■ Problem statement ■
Could you write out every entry exactly as it stands?
----- Data lines -----
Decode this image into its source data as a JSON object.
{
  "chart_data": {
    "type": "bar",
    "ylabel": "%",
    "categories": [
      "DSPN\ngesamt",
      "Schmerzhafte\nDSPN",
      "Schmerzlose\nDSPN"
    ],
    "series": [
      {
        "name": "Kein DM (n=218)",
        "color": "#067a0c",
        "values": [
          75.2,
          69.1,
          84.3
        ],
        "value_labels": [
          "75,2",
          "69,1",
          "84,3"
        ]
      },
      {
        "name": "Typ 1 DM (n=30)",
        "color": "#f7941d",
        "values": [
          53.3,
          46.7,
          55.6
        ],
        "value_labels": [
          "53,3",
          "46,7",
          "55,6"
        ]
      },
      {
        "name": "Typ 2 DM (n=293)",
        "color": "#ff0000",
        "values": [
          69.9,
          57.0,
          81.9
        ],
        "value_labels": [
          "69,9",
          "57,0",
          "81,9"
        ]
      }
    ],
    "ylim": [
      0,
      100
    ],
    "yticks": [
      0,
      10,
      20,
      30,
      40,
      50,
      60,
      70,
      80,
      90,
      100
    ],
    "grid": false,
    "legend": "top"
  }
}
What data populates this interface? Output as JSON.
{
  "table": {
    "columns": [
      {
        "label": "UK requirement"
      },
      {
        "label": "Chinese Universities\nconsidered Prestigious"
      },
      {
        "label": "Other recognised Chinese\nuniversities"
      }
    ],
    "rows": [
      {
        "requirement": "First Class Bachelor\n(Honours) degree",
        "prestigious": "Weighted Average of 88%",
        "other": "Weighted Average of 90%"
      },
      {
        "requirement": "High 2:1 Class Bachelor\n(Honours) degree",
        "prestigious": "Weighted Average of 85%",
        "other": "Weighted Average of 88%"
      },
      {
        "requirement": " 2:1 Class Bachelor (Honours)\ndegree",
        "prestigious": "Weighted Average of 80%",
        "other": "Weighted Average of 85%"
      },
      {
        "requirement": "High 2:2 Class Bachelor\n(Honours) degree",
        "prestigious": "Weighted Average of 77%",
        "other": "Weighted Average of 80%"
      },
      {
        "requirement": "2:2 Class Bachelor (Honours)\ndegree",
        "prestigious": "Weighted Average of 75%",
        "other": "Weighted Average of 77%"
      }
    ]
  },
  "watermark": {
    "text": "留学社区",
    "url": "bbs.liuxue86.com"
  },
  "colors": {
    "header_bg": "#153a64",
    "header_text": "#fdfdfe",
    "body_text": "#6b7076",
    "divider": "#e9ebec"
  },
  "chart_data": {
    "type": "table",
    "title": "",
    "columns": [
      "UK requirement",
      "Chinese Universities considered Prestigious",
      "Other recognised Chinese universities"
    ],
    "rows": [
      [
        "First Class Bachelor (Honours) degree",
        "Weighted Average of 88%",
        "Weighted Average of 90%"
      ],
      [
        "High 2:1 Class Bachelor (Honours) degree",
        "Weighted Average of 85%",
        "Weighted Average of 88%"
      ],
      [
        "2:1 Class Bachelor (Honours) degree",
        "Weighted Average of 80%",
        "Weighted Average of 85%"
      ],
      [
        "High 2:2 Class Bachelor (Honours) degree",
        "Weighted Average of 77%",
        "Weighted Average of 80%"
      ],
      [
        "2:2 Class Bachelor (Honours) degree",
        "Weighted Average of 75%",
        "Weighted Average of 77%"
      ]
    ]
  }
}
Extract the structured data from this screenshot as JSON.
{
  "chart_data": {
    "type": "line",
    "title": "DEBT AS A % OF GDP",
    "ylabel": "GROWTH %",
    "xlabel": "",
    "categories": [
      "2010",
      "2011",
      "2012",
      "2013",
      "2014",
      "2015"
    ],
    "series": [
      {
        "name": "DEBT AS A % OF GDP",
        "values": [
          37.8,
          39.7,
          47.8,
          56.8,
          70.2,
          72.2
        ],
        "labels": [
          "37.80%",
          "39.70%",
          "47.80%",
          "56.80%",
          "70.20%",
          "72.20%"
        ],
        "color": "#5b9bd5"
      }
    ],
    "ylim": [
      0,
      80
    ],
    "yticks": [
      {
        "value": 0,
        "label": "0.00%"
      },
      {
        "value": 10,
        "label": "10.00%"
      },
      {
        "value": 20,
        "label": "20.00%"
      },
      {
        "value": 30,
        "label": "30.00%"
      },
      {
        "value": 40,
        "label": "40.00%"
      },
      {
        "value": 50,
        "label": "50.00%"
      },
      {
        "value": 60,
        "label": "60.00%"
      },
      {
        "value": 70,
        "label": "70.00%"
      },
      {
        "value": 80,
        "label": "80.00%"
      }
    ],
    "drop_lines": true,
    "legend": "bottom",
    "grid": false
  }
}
-----
■ Result for this task ■
Decode this image into its source data as a JSON object.
{
  "chart_data": {
    "type": "bar",
    "ylabel": "%",
    "categories": [
      "DSPN\ngesamt",
      "Schmerzhafte\nDSPN",
      "Schmerzlose\nDSPN"
    ],
    "series": [
      {
        "name": "Kein DM (n=218)",
        "color": "#067a0c",
        "values": [
          75.2,
          69.1,
          84.3
        ],
        "value_labels": [
          "75,2",
          "69,1",
          "84,3"
        ]
      },
      {
        "name": "Typ 1 DM (n=30)",
        "color": "#f7941d",
        "values": [
          53.3,
          46.7,
          55.6
        ],
        "value_labels": [
          "53,3",
          "46,7",
          "55,6"
        ]
      },
      {
        "name": "Typ 2 DM (n=293)",
        "color": "#ff0000",
        "values": [
          69.9,
          57.0,
          81.9
        ],
        "value_labels": [
          "69,9",
          "57,0",
          "81,9"
        ]
      }
    ],
    "ylim": [
      0,
      100
    ],
    "yticks": [
      0,
      10,
      20,
      30,
      40,
      50,
      60,
      70,
      80,
      90,
      100
    ],
    "grid": false,
    "legend": "top"
  }
}
What data populates this interface? Output as JSON.
{
  "table": {
    "columns": [
      {
        "label": "UK requirement"
      },
      {
        "label": "Chinese Universities\nconsidered Prestigious"
      },
      {
        "label": "Other recognised Chinese\nuniversities"
      }
    ],
    "rows": [
      {
        "requirement": "First Class Bachelor\n(Honours) degree",
        "prestigious": "Weighted Average of 88%",
        "other": "Weighted Average of 90%"
      },
      {
        "requirement": "High 2:1 Class Bachelor\n(Honours) degree",
        "prestigious": "Weighted Average of 85%",
        "other": "Weighted Average of 88%"
      },
      {
        "requirement": " 2:1 Class Bachelor (Honours)\ndegree",
        "prestigious": "Weighted Average of 80%",
        "other": "Weighted Average of 85%"
      },
      {
        "requirement": "High 2:2 Class Bachelor\n(Honours) degree",
        "prestigious": "Weighted Average of 77%",
        "other": "Weighted Average of 80%"
      },
      {
        "requirement": "2:2 Class Bachelor (Honours)\ndegree",
        "prestigious": "Weighted Average of 75%",
        "other": "Weighted Average of 77%"
      }
    ]
  },
  "watermark": {
    "text": "留学社区",
    "url": "bbs.liuxue86.com"
  },
  "colors": {
    "header_bg": "#153a64",
    "header_text": "#fdfdfe",
    "body_text": "#6b7076",
    "divider": "#e9ebec"
  },
  "chart_data": {
    "type": "table",
    "title": "",
    "columns": [
      "UK requirement",
      "Chinese Universities considered Prestigious",
      "Other recognised Chinese universities"
    ],
    "rows": [
      [
        "First Class Bachelor (Honours) degree",
        "Weighted Average of 88%",
        "Weighted Average of 90%"
      ],
      [
        "High 2:1 Class Bachelor (Honours) degree",
        "Weighted Average of 85%",
        "Weighted Average of 88%"
      ],
      [
        "2:1 Class Bachelor (Honours) degree",
        "Weighted Average of 80%",
        "Weighted Average of 85%"
      ],
      [
        "High 2:2 Class Bachelor (Honours) degree",
        "Weighted Average of 77%",
        "Weighted Average of 80%"
      ],
      [
        "2:2 Class Bachelor (Honours) degree",
        "Weighted Average of 75%",
        "Weighted Average of 77%"
      ]
    ]
  }
}
Extract the structured data from this screenshot as JSON.
{
  "chart_data": {
    "type": "line",
    "title": "DEBT AS A % OF GDP",
    "ylabel": "GROWTH %",
    "xlabel": "",
    "categories": [
      "2010",
      "2011",
      "2012",
      "2013",
      "2014",
      "2015"
    ],
    "series": [
      {
        "name": "DEBT AS A % OF GDP",
        "values": [
          37.8,
          39.7,
          47.8,
          56.8,
          70.2,
          72.2
        ],
        "labels": [
          "37.80%",
          "39.70%",
          "47.80%",
          "56.80%",
          "70.20%",
          "72.20%"
        ],
        "color": "#5b9bd5"
      }
    ],
    "ylim": [
      0,
      80
    ],
    "yticks": [
      {
        "value": 0,
        "label": "0.00%"
      },
      {
        "value": 10,
        "label": "10.00%"
      },
      {
        "value": 20,
        "label": "20.00%"
      },
      {
        "value": 30,
        "label": "30.00%"
      },
      {
        "value": 40,
        "label": "40.00%"
      },
      {
        "value": 50,
        "label": "50.00%"
      },
      {
        "value": 60,
        "label": "60.00%"
      },
      {
        "value": 70,
        "label": "70.00%"
      },
      {
        "value": 80,
        "label": "80.00%"
      }
    ],
    "drop_lines": true,
    "legend": "bottom",
    "grid": false
  }
}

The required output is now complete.